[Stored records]
+--

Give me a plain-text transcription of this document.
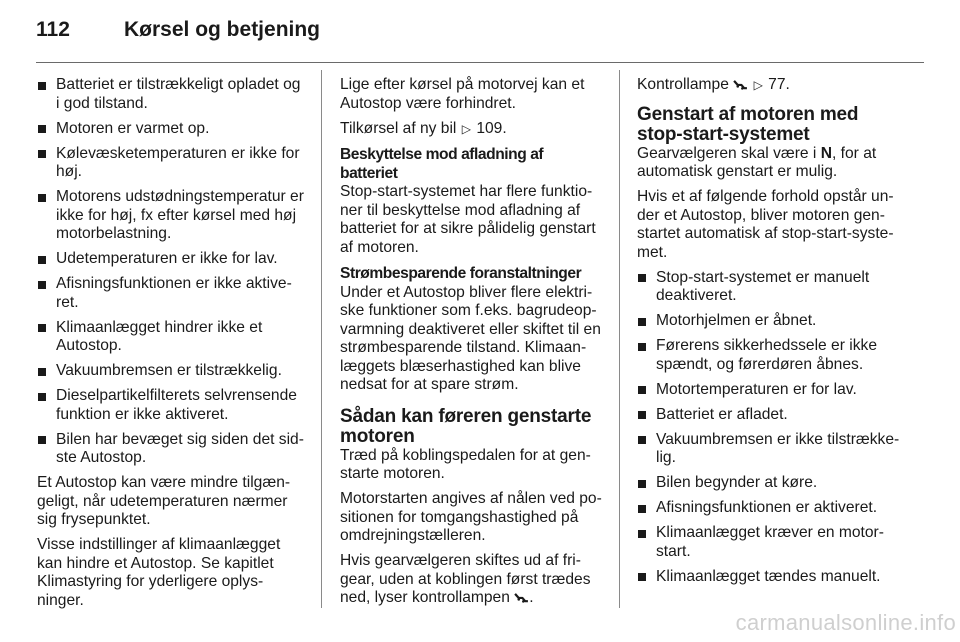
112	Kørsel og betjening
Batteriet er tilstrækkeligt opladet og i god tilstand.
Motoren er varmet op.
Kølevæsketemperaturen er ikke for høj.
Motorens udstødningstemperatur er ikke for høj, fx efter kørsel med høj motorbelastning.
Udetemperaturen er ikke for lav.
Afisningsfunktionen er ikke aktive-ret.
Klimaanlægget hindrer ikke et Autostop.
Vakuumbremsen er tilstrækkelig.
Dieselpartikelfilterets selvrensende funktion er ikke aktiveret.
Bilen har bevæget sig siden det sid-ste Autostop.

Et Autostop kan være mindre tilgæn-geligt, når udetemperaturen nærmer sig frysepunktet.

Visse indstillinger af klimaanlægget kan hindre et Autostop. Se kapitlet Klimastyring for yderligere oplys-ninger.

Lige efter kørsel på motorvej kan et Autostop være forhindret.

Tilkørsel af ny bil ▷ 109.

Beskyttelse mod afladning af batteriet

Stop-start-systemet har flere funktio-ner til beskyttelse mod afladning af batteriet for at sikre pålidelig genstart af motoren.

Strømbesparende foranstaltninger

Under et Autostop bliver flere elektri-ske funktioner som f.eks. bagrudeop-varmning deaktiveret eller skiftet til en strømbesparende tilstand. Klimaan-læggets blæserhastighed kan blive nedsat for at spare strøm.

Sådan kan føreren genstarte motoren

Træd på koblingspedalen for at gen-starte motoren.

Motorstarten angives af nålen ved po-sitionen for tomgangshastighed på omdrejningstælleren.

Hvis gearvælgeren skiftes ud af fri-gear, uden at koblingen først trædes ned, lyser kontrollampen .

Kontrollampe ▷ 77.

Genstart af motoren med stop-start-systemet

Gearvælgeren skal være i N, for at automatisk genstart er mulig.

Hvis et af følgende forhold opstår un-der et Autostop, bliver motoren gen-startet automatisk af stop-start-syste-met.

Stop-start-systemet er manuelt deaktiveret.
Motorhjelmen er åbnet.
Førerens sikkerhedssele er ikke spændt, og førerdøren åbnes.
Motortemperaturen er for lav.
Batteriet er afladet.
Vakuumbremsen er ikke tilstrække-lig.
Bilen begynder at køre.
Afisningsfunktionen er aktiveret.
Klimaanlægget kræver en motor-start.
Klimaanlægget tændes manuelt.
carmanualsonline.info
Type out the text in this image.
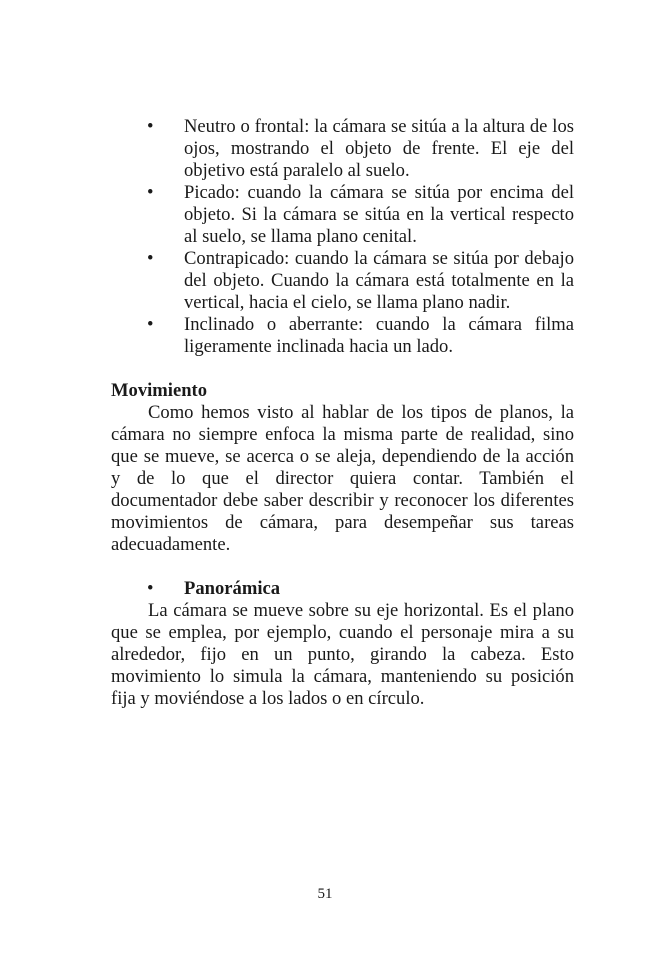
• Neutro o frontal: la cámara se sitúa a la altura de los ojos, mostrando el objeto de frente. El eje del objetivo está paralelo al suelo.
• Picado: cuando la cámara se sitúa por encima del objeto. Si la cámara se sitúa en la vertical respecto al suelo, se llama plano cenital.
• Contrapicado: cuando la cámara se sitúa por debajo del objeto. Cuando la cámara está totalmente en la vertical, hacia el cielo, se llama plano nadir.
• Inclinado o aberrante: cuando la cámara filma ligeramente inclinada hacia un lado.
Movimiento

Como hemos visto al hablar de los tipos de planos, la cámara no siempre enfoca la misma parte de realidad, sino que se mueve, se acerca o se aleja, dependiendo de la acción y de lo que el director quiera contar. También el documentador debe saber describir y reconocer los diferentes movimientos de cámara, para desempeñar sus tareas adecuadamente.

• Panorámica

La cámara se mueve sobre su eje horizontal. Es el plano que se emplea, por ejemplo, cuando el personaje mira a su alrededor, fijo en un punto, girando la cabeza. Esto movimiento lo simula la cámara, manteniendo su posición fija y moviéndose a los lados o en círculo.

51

+--

▶ DIRECTION: Using the material above, gather every line that includes "Bilen".

▶ ANSWER TO THE EXERCISE:
Bilen har bevæget sig siden det sid-ste Autostop.
Bilen begynder at køre.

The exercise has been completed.